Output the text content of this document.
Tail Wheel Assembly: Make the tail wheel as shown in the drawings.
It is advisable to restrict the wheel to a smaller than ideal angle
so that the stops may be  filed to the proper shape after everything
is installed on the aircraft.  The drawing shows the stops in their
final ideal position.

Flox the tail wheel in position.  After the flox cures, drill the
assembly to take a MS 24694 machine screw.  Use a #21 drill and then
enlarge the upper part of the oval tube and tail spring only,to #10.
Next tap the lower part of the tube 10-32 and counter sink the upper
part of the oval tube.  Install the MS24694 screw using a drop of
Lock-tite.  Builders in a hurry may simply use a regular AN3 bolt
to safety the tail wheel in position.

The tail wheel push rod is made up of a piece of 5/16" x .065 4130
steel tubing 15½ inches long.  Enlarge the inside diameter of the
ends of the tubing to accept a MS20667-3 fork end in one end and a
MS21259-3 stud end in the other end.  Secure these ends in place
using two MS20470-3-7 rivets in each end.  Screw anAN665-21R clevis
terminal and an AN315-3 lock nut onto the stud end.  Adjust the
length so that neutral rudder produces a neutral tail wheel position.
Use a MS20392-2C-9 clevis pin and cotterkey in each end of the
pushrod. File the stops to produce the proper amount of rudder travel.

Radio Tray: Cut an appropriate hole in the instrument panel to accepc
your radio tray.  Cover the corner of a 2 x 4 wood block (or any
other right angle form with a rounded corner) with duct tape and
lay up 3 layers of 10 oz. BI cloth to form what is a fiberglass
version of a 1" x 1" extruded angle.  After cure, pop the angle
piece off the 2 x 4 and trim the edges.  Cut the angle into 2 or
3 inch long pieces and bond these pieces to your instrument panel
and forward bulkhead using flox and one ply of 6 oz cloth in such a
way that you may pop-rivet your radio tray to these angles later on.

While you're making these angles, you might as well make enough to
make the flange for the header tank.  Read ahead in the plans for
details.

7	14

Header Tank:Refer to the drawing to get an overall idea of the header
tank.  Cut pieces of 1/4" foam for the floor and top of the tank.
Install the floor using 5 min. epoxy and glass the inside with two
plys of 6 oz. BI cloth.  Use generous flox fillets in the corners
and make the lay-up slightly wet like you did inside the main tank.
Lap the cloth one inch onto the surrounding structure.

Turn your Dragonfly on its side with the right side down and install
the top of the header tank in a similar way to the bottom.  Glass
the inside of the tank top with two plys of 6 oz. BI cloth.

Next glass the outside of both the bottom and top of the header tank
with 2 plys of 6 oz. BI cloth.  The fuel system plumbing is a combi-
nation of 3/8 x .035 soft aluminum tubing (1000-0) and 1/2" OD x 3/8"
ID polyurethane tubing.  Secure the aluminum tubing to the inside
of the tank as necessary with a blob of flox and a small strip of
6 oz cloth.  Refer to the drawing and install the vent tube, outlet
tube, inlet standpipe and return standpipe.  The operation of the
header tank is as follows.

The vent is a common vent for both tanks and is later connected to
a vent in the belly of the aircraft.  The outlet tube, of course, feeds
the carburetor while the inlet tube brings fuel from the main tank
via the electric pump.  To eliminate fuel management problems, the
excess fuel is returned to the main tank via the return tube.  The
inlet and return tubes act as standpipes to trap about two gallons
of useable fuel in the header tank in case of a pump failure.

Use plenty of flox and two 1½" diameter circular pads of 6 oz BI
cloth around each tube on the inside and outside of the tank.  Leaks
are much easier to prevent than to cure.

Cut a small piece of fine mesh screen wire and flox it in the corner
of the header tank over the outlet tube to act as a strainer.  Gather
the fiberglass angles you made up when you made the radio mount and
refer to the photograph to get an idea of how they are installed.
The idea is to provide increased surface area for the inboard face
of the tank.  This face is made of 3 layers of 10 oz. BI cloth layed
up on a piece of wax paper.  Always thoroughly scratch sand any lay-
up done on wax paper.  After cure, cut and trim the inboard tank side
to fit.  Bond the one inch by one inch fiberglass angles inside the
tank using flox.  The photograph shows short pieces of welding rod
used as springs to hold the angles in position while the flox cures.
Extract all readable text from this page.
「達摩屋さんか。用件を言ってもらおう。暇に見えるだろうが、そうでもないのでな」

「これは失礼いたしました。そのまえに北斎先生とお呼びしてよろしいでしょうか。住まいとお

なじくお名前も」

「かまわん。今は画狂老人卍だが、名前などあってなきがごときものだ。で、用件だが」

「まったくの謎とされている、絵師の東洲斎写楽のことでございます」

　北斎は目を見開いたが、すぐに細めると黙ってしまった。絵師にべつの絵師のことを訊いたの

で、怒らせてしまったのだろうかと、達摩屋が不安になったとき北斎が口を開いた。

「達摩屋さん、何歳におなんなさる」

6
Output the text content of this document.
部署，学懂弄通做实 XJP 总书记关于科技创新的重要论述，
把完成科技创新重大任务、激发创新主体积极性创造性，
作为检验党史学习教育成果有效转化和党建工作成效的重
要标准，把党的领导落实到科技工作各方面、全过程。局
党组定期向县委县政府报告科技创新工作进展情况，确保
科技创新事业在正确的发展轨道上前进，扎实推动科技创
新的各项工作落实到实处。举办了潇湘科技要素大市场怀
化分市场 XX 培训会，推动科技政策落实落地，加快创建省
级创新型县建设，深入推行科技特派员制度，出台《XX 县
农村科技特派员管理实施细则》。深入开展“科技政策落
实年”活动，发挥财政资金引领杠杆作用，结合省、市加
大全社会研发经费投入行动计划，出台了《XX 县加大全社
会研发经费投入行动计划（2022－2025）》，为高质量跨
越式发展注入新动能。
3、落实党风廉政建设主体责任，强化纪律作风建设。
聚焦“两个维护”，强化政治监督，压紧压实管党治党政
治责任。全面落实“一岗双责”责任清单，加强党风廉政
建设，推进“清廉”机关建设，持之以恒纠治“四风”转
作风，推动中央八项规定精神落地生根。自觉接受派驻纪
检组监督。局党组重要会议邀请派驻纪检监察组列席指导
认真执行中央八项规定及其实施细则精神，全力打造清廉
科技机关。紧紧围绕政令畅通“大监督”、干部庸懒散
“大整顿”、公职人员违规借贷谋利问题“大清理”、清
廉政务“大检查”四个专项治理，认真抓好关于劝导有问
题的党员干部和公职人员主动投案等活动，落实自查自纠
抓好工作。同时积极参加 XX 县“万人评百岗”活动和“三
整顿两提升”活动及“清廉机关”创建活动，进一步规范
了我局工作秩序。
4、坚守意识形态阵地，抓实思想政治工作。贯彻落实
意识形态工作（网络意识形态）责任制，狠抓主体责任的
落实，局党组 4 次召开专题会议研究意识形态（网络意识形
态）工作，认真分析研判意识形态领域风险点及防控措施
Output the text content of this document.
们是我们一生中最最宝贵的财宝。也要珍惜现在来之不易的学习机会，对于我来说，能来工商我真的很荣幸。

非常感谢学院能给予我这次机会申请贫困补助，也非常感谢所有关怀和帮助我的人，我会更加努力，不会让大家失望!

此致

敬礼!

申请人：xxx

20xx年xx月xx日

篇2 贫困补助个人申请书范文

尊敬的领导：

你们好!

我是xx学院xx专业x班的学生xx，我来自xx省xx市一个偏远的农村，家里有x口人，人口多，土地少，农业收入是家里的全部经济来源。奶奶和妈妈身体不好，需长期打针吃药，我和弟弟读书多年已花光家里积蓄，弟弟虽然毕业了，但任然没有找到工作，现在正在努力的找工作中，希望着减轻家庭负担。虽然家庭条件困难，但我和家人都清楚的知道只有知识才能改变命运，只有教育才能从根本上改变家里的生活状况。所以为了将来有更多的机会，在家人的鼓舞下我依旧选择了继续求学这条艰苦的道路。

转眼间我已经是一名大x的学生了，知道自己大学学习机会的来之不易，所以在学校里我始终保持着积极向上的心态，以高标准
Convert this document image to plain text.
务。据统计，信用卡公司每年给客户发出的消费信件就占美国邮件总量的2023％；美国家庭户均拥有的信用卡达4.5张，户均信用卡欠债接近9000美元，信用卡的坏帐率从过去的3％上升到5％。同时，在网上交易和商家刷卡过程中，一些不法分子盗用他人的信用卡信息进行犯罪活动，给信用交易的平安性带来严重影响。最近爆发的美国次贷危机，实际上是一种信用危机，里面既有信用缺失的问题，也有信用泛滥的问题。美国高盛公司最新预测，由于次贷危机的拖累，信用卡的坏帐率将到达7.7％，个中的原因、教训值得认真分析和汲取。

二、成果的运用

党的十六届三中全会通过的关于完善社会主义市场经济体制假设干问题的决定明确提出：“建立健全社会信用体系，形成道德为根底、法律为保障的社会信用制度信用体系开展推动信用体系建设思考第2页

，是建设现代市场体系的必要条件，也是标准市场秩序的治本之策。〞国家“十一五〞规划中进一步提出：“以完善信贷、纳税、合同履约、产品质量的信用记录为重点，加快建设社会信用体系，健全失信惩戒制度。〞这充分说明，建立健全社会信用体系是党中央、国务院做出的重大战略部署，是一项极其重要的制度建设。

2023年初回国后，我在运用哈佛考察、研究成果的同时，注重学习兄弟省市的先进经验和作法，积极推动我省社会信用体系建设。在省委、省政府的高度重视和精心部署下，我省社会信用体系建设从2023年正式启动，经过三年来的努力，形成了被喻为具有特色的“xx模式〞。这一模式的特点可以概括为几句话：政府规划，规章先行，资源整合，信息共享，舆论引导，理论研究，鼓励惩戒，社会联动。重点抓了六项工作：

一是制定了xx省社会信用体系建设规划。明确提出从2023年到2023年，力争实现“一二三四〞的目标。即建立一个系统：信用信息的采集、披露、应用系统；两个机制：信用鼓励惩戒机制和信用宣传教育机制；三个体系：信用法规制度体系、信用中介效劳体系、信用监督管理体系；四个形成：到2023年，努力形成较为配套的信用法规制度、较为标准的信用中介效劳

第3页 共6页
------------
# AIM OF THE EXERCISE
Show every line where the string "panel" appears.

# ANSWER TO THIS EXERCISE
Radio Tray: Cut an appropriate hole in the instrument panel to accepc
3 inch long pieces and bond these pieces to your instrument panel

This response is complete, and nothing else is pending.